[Figure data in JSON]
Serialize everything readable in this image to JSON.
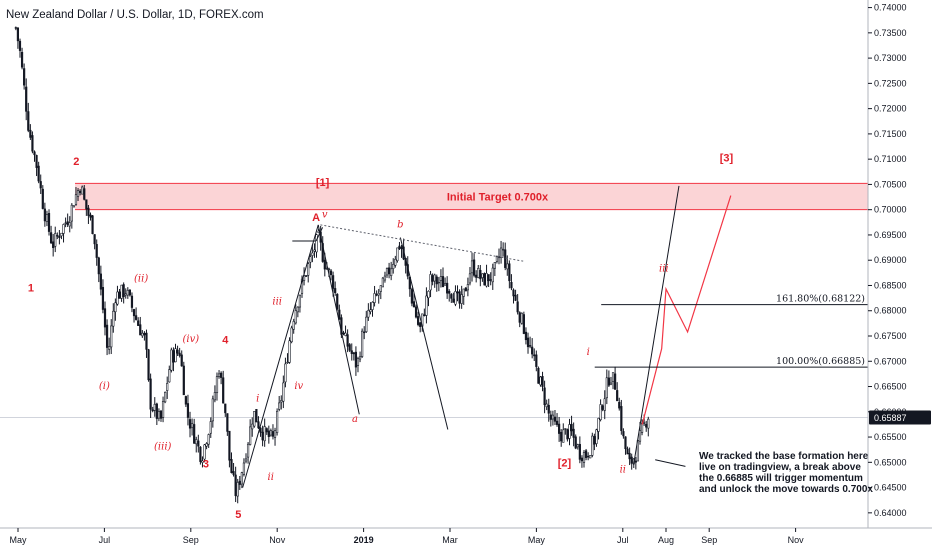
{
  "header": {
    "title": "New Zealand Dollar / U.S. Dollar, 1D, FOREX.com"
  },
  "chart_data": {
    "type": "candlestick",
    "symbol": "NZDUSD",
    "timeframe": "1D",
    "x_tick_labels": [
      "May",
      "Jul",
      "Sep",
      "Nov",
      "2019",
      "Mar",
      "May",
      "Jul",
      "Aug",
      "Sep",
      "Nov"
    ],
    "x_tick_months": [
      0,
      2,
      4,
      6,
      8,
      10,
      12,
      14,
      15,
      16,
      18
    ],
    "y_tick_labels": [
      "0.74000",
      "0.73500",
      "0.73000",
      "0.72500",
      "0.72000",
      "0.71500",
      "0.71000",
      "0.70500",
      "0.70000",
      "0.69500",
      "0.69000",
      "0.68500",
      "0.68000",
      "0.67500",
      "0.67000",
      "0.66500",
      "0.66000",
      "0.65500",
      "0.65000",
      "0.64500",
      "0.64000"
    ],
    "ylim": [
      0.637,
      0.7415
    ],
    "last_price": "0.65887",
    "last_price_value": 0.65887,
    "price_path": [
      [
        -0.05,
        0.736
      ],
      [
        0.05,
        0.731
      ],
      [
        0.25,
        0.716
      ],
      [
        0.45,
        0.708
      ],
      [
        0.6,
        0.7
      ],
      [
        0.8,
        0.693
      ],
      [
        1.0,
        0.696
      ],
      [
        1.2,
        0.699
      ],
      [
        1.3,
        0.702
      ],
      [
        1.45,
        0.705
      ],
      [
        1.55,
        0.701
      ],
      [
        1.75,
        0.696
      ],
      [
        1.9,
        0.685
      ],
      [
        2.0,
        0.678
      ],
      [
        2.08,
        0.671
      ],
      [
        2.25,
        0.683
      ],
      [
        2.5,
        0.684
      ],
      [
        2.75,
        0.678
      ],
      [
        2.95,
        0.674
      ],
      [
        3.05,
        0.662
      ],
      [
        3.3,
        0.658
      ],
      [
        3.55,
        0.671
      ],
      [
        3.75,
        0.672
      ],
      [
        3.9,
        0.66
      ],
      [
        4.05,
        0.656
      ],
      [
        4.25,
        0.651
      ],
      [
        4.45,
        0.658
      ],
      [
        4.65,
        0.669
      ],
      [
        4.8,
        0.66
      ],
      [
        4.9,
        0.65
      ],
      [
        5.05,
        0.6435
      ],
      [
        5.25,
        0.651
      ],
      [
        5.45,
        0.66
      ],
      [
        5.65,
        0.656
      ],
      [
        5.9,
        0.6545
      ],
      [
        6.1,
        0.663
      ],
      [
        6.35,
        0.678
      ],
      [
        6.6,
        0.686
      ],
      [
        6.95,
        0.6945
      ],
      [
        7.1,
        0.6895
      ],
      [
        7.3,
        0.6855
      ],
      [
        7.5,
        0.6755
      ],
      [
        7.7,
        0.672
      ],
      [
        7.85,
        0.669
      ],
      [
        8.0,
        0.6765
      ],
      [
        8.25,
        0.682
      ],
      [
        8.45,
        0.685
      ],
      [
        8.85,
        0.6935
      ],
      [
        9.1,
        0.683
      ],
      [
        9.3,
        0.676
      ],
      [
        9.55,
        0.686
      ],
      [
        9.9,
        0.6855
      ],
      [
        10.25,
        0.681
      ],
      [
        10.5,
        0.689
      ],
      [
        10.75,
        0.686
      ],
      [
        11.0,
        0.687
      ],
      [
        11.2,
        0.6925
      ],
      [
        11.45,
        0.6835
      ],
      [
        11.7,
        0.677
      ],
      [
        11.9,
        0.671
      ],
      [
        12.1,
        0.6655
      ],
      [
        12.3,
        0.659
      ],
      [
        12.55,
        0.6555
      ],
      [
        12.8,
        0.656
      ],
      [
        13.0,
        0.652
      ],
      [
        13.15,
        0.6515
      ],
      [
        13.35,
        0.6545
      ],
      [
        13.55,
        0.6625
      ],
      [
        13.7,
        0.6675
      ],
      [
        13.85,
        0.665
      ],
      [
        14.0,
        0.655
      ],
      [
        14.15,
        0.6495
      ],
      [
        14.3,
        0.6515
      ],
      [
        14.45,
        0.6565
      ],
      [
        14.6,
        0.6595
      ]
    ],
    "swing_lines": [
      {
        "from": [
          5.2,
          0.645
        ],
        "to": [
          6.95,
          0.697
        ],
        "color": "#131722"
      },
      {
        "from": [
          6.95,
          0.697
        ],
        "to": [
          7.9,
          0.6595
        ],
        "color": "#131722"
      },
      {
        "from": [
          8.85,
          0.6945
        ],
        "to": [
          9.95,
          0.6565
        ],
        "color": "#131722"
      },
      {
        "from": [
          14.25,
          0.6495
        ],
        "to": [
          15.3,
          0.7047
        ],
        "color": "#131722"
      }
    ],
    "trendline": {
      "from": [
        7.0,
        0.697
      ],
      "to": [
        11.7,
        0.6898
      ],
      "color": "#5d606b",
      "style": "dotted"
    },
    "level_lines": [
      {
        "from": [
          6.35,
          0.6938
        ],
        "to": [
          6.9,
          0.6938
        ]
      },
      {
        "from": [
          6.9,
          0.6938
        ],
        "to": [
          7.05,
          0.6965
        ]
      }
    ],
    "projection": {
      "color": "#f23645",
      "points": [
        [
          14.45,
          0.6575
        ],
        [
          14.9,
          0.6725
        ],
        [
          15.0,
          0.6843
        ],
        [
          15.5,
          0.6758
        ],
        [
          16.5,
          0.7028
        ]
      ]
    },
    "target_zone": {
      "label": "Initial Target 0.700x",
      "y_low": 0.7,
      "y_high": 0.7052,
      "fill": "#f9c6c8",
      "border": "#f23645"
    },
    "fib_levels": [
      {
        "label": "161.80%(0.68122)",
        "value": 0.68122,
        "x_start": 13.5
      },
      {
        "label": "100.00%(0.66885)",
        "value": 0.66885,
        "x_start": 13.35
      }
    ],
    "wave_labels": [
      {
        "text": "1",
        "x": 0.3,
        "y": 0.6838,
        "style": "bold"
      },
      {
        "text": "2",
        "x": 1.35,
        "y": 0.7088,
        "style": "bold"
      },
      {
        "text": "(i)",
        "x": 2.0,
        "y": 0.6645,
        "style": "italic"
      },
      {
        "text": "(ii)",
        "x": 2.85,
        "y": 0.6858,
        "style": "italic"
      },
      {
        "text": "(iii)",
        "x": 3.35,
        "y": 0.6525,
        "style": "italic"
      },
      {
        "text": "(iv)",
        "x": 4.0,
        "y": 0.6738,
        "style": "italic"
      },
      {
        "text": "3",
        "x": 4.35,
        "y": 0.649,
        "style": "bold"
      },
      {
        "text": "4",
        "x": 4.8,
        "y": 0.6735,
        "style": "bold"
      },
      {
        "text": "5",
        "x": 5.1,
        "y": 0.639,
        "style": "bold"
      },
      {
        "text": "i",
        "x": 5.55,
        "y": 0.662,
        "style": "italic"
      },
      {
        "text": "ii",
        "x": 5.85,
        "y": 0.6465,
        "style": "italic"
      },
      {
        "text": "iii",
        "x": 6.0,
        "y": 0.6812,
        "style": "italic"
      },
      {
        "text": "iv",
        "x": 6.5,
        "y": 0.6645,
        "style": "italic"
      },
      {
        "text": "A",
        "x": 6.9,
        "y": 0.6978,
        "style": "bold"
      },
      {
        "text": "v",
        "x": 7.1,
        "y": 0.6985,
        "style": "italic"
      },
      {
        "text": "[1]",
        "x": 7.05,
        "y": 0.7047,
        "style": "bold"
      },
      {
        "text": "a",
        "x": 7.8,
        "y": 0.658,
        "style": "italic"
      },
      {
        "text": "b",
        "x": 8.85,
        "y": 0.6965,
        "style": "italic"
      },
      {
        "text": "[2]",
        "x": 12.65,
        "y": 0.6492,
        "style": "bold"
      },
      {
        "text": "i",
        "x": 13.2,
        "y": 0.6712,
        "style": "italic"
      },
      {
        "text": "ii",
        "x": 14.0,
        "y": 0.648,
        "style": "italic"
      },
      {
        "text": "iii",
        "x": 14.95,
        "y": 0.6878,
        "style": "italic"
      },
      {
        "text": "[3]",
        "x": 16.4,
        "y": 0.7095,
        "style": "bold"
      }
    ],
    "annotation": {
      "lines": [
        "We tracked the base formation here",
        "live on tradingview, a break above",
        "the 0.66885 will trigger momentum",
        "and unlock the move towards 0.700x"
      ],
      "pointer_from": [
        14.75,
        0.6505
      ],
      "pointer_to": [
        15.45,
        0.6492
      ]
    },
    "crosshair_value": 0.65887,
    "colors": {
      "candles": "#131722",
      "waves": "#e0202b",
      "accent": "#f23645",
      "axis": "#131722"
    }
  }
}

==

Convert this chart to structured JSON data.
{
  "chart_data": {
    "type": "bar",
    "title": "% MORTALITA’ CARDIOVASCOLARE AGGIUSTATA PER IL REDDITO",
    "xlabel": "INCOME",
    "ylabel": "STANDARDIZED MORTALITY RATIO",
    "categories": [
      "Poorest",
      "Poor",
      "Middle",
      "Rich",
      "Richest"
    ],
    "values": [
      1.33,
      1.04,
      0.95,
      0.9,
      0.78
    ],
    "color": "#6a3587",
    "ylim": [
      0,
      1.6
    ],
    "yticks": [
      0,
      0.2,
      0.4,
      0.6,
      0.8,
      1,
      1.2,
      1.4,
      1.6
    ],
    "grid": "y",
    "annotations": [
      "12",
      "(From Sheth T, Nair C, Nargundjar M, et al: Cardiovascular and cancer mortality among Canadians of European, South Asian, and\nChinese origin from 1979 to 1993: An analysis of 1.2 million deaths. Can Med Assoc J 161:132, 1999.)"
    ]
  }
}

Exercise prompt:
Your answer should be only a number: how many lines of the data above contain the string "title"?

Response to this task:
2